=== The problem ===
Every line that includes the word "Organization" is to be listed.

=== Record set ===
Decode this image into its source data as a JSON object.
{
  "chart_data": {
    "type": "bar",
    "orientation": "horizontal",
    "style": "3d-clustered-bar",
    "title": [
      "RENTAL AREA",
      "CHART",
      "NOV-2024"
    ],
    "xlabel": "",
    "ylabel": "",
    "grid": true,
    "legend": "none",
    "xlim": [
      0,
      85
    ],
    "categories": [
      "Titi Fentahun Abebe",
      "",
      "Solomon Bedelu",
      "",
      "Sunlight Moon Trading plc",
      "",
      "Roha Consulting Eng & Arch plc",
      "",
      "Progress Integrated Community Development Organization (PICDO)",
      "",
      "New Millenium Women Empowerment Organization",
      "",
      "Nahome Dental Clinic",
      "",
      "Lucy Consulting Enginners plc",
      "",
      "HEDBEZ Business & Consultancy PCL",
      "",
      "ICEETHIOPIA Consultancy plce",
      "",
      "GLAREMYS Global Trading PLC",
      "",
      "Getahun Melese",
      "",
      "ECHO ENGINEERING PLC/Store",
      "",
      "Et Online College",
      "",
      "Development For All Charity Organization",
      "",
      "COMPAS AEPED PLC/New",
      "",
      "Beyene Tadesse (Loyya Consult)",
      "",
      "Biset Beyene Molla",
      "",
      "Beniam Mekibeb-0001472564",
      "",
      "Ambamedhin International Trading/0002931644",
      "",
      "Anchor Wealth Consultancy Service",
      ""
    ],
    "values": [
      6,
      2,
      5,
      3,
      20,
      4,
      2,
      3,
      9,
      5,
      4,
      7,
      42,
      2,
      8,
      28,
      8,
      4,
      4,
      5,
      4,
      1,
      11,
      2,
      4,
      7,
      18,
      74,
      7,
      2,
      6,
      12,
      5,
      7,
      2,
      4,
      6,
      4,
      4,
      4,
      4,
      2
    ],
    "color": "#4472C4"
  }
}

=== The answer ===
      "Progress Integrated Community Development Organization (PICDO)",
      "New Millenium Women Empowerment Organization",
      "Development For All Charity Organization",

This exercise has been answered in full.